» **PROMPT**: Gather every line in the records below that contains the word "Plochingen".

[Stored records]
= = = =
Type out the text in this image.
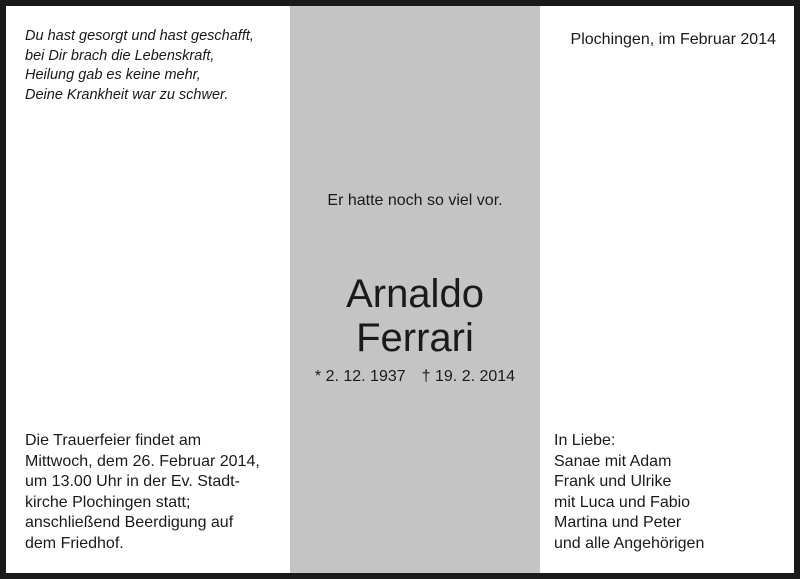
Du hast gesorgt und hast geschafft,
bei Dir brach die Lebenskraft,
Heilung gab es keine mehr,
Deine Krankheit war zu schwer.
Plochingen, im Februar 2014
Er hatte noch so viel vor.
Arnaldo
Ferrari
* 2. 12. 1937 † 19. 2. 2014
Die Trauerfeier findet am
Mittwoch, dem 26. Februar 2014,
um 13.00 Uhr in der Ev. Stadt-
kirche Plochingen statt;
anschließend Beerdigung auf
dem Friedhof.
In Liebe:
Sanae mit Adam
Frank und Ulrike
mit Luca und Fabio
Martina und Peter
und alle Angehörigen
= = = =
» **WRITTEN RESPONSE**:
Plochingen, im Februar 2014
kirche Plochingen statt;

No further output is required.